§ **REQUIREMENT**: Retype the records below exactly as they appear.

(Stored data)
"""

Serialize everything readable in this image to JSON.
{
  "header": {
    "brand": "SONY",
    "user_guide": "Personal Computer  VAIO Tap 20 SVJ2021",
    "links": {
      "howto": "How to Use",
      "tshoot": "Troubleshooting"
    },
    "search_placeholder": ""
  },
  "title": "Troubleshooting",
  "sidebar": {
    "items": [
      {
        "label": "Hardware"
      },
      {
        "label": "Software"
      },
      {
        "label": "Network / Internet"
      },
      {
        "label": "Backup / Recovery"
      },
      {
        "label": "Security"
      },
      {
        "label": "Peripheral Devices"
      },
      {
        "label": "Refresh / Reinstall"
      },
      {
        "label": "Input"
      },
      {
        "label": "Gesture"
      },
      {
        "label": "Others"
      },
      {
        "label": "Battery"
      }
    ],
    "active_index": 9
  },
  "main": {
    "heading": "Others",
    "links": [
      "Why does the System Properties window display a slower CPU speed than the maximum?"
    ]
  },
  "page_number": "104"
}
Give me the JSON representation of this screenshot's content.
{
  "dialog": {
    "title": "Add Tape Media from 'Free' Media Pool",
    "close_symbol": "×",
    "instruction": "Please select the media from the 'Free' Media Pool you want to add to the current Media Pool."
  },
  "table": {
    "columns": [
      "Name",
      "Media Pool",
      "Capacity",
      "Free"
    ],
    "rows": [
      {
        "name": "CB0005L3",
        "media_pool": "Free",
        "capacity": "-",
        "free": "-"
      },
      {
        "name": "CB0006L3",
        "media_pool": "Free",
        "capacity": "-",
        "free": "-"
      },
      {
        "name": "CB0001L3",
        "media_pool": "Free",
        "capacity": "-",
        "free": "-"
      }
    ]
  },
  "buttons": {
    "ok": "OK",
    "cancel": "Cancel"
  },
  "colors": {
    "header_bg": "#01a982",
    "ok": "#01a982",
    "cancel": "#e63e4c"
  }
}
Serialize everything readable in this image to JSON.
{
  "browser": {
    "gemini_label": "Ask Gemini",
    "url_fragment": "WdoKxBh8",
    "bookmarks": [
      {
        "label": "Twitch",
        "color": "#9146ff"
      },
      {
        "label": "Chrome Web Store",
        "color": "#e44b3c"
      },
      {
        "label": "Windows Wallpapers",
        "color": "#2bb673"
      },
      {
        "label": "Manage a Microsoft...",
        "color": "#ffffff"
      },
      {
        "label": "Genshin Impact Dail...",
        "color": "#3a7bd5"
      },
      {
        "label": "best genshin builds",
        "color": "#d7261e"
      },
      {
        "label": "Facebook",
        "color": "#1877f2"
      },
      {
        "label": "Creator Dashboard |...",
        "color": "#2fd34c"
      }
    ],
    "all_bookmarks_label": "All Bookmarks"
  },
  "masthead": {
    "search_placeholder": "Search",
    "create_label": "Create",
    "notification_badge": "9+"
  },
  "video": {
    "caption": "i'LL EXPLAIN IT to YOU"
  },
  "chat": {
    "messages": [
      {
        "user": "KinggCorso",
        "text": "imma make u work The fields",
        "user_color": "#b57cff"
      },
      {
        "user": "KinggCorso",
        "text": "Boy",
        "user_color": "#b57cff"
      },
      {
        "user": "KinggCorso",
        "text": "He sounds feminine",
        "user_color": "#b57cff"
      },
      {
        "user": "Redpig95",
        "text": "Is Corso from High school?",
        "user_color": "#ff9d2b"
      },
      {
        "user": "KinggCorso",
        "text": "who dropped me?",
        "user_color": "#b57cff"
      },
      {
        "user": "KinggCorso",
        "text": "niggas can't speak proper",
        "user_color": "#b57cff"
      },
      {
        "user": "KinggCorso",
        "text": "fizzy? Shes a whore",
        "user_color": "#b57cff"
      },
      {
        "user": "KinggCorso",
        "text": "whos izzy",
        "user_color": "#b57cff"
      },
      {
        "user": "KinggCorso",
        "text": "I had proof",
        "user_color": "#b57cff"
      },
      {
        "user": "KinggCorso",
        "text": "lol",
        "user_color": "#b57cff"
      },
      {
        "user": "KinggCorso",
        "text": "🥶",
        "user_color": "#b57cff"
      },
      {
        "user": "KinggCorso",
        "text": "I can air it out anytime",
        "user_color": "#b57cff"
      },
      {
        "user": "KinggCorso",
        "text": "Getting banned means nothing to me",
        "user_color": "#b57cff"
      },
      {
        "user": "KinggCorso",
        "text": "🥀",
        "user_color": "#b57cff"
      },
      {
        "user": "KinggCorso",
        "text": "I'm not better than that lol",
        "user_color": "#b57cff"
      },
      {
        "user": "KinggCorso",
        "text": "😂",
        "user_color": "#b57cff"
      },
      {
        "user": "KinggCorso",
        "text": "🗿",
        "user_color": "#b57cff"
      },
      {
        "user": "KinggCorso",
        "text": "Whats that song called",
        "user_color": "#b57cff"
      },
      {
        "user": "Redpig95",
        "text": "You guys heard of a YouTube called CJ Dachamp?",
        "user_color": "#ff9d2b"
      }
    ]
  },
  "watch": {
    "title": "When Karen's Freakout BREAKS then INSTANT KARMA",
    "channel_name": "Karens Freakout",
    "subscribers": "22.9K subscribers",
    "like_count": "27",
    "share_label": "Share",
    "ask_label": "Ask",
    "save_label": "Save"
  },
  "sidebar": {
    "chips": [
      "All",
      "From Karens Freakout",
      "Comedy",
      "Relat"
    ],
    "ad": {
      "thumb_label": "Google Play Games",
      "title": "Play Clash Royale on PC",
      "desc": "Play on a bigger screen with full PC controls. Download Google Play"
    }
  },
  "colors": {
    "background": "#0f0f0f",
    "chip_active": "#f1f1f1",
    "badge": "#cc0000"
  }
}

"""

§ **ANSWER TO THE EXERCISE**:
Serialize everything readable in this image to JSON.
{
  "header": {
    "brand": "SONY",
    "user_guide": "Personal Computer  VAIO Tap 20 SVJ2021",
    "links": {
      "howto": "How to Use",
      "tshoot": "Troubleshooting"
    },
    "search_placeholder": ""
  },
  "title": "Troubleshooting",
  "sidebar": {
    "items": [
      {
        "label": "Hardware"
      },
      {
        "label": "Software"
      },
      {
        "label": "Network / Internet"
      },
      {
        "label": "Backup / Recovery"
      },
      {
        "label": "Security"
      },
      {
        "label": "Peripheral Devices"
      },
      {
        "label": "Refresh / Reinstall"
      },
      {
        "label": "Input"
      },
      {
        "label": "Gesture"
      },
      {
        "label": "Others"
      },
      {
        "label": "Battery"
      }
    ],
    "active_index": 9
  },
  "main": {
    "heading": "Others",
    "links": [
      "Why does the System Properties window display a slower CPU speed than the maximum?"
    ]
  },
  "page_number": "104"
}
Give me the JSON representation of this screenshot's content.
{
  "dialog": {
    "title": "Add Tape Media from 'Free' Media Pool",
    "close_symbol": "×",
    "instruction": "Please select the media from the 'Free' Media Pool you want to add to the current Media Pool."
  },
  "table": {
    "columns": [
      "Name",
      "Media Pool",
      "Capacity",
      "Free"
    ],
    "rows": [
      {
        "name": "CB0005L3",
        "media_pool": "Free",
        "capacity": "-",
        "free": "-"
      },
      {
        "name": "CB0006L3",
        "media_pool": "Free",
        "capacity": "-",
        "free": "-"
      },
      {
        "name": "CB0001L3",
        "media_pool": "Free",
        "capacity": "-",
        "free": "-"
      }
    ]
  },
  "buttons": {
    "ok": "OK",
    "cancel": "Cancel"
  },
  "colors": {
    "header_bg": "#01a982",
    "ok": "#01a982",
    "cancel": "#e63e4c"
  }
}
Serialize everything readable in this image to JSON.
{
  "browser": {
    "gemini_label": "Ask Gemini",
    "url_fragment": "WdoKxBh8",
    "bookmarks": [
      {
        "label": "Twitch",
        "color": "#9146ff"
      },
      {
        "label": "Chrome Web Store",
        "color": "#e44b3c"
      },
      {
        "label": "Windows Wallpapers",
        "color": "#2bb673"
      },
      {
        "label": "Manage a Microsoft...",
        "color": "#ffffff"
      },
      {
        "label": "Genshin Impact Dail...",
        "color": "#3a7bd5"
      },
      {
        "label": "best genshin builds",
        "color": "#d7261e"
      },
      {
        "label": "Facebook",
        "color": "#1877f2"
      },
      {
        "label": "Creator Dashboard |...",
        "color": "#2fd34c"
      }
    ],
    "all_bookmarks_label": "All Bookmarks"
  },
  "masthead": {
    "search_placeholder": "Search",
    "create_label": "Create",
    "notification_badge": "9+"
  },
  "video": {
    "caption": "i'LL EXPLAIN IT to YOU"
  },
  "chat": {
    "messages": [
      {
        "user": "KinggCorso",
        "text": "imma make u work The fields",
        "user_color": "#b57cff"
      },
      {
        "user": "KinggCorso",
        "text": "Boy",
        "user_color": "#b57cff"
      },
      {
        "user": "KinggCorso",
        "text": "He sounds feminine",
        "user_color": "#b57cff"
      },
      {
        "user": "Redpig95",
        "text": "Is Corso from High school?",
        "user_color": "#ff9d2b"
      },
      {
        "user": "KinggCorso",
        "text": "who dropped me?",
        "user_color": "#b57cff"
      },
      {
        "user": "KinggCorso",
        "text": "niggas can't speak proper",
        "user_color": "#b57cff"
      },
      {
        "user": "KinggCorso",
        "text": "fizzy? Shes a whore",
        "user_color": "#b57cff"
      },
      {
        "user": "KinggCorso",
        "text": "whos izzy",
        "user_color": "#b57cff"
      },
      {
        "user": "KinggCorso",
        "text": "I had proof",
        "user_color": "#b57cff"
      },
      {
        "user": "KinggCorso",
        "text": "lol",
        "user_color": "#b57cff"
      },
      {
        "user": "KinggCorso",
        "text": "🥶",
        "user_color": "#b57cff"
      },
      {
        "user": "KinggCorso",
        "text": "I can air it out anytime",
        "user_color": "#b57cff"
      },
      {
        "user": "KinggCorso",
        "text": "Getting banned means nothing to me",
        "user_color": "#b57cff"
      },
      {
        "user": "KinggCorso",
        "text": "🥀",
        "user_color": "#b57cff"
      },
      {
        "user": "KinggCorso",
        "text": "I'm not better than that lol",
        "user_color": "#b57cff"
      },
      {
        "user": "KinggCorso",
        "text": "😂",
        "user_color": "#b57cff"
      },
      {
        "user": "KinggCorso",
        "text": "🗿",
        "user_color": "#b57cff"
      },
      {
        "user": "KinggCorso",
        "text": "Whats that song called",
        "user_color": "#b57cff"
      },
      {
        "user": "Redpig95",
        "text": "You guys heard of a YouTube called CJ Dachamp?",
        "user_color": "#ff9d2b"
      }
    ]
  },
  "watch": {
    "title": "When Karen's Freakout BREAKS then INSTANT KARMA",
    "channel_name": "Karens Freakout",
    "subscribers": "22.9K subscribers",
    "like_count": "27",
    "share_label": "Share",
    "ask_label": "Ask",
    "save_label": "Save"
  },
  "sidebar": {
    "chips": [
      "All",
      "From Karens Freakout",
      "Comedy",
      "Relat"
    ],
    "ad": {
      "thumb_label": "Google Play Games",
      "title": "Play Clash Royale on PC",
      "desc": "Play on a bigger screen with full PC controls. Download Google Play"
    }
  },
  "colors": {
    "background": "#0f0f0f",
    "chip_active": "#f1f1f1",
    "badge": "#cc0000"
  }
}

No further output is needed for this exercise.